**Problem**
Can all of these lines be returned exactly?
--- START The input ---
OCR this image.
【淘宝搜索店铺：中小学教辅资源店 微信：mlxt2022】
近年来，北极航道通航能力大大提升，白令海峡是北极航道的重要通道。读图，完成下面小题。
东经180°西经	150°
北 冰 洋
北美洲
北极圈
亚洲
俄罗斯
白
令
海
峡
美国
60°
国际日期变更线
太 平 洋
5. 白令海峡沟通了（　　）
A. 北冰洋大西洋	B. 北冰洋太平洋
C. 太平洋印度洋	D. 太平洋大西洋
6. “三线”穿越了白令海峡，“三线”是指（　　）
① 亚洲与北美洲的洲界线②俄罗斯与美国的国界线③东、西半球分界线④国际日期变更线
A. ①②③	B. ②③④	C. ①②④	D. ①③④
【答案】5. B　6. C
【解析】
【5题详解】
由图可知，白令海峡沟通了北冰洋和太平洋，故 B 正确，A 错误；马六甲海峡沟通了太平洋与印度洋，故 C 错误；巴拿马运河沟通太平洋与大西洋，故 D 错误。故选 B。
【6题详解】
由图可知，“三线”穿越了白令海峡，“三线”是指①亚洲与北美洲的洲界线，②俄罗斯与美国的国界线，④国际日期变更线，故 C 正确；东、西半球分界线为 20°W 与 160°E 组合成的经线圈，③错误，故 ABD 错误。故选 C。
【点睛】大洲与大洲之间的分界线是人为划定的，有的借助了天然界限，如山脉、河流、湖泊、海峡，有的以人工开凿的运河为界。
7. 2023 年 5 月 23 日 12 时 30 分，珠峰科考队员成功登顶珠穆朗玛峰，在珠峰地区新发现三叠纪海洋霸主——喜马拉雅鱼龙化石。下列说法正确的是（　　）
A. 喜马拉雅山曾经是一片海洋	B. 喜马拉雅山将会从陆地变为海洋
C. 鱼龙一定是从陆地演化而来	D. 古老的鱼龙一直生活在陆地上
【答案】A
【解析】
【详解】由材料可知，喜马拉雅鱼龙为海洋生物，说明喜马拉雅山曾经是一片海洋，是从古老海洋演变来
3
--- END The input ---
**Solution to this problem**
OCR this image.
【淘宝搜索店铺：中小学教辅资源店 微信：mlxt2022】
近年来，北极航道通航能力大大提升，白令海峡是北极航道的重要通道。读图，完成下面小题。
东经180°西经	150°
北 冰 洋
北美洲
北极圈
亚洲
俄罗斯
白
令
海
峡
美国
60°
国际日期变更线
太 平 洋
5. 白令海峡沟通了（　　）
A. 北冰洋大西洋	B. 北冰洋太平洋
C. 太平洋印度洋	D. 太平洋大西洋
6. “三线”穿越了白令海峡，“三线”是指（　　）
① 亚洲与北美洲的洲界线②俄罗斯与美国的国界线③东、西半球分界线④国际日期变更线
A. ①②③	B. ②③④	C. ①②④	D. ①③④
【答案】5. B　6. C
【解析】
【5题详解】
由图可知，白令海峡沟通了北冰洋和太平洋，故 B 正确，A 错误；马六甲海峡沟通了太平洋与印度洋，故 C 错误；巴拿马运河沟通太平洋与大西洋，故 D 错误。故选 B。
【6题详解】
由图可知，“三线”穿越了白令海峡，“三线”是指①亚洲与北美洲的洲界线，②俄罗斯与美国的国界线，④国际日期变更线，故 C 正确；东、西半球分界线为 20°W 与 160°E 组合成的经线圈，③错误，故 ABD 错误。故选 C。
【点睛】大洲与大洲之间的分界线是人为划定的，有的借助了天然界限，如山脉、河流、湖泊、海峡，有的以人工开凿的运河为界。
7. 2023 年 5 月 23 日 12 时 30 分，珠峰科考队员成功登顶珠穆朗玛峰，在珠峰地区新发现三叠纪海洋霸主——喜马拉雅鱼龙化石。下列说法正确的是（　　）
A. 喜马拉雅山曾经是一片海洋	B. 喜马拉雅山将会从陆地变为海洋
C. 鱼龙一定是从陆地演化而来	D. 古老的鱼龙一直生活在陆地上
【答案】A
【解析】
【详解】由材料可知，喜马拉雅鱼龙为海洋生物，说明喜马拉雅山曾经是一片海洋，是从古老海洋演变来
3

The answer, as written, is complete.